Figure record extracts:
§ §
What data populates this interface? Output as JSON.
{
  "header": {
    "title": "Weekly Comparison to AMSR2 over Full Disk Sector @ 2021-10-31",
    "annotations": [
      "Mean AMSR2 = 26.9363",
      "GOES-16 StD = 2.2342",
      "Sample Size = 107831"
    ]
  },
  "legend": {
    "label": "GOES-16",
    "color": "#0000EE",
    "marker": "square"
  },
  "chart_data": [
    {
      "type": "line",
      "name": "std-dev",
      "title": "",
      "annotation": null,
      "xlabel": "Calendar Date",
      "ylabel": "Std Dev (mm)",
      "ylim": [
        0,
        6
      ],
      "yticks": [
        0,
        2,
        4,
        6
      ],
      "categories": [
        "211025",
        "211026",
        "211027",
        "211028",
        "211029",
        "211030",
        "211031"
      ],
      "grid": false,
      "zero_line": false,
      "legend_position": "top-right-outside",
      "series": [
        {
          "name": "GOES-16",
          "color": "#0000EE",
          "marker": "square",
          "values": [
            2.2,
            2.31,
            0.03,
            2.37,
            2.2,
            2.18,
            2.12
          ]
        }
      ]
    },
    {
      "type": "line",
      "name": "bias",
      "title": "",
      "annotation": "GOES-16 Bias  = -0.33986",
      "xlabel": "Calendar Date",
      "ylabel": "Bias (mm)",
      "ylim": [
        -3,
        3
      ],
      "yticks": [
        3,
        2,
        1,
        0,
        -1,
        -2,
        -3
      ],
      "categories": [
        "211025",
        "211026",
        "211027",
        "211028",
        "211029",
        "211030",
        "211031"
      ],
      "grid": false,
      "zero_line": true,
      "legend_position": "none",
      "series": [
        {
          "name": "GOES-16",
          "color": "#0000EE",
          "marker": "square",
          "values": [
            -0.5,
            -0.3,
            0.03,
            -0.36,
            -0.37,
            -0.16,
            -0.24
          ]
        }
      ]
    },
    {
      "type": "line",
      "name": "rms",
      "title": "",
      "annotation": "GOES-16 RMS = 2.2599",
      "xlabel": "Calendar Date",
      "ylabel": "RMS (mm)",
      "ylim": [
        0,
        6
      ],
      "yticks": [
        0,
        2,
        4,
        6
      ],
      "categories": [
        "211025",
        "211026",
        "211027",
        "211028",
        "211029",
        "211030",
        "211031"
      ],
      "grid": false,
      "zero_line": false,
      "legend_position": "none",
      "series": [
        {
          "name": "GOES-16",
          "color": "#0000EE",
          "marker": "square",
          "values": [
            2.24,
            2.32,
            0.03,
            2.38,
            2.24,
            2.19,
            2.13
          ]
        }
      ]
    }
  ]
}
§ §
__WHAT YOU SHOULD DO__. Using the listing, collect all lines in which the string "GOES" is found.

__ANSWER TO THE PROBLEM__.
      "GOES-16 StD = 2.2342",
    "label": "GOES-16",
          "name": "GOES-16",
      "annotation": "GOES-16 Bias  = -0.33986",
          "name": "GOES-16",
      "annotation": "GOES-16 RMS = 2.2599",
          "name": "GOES-16",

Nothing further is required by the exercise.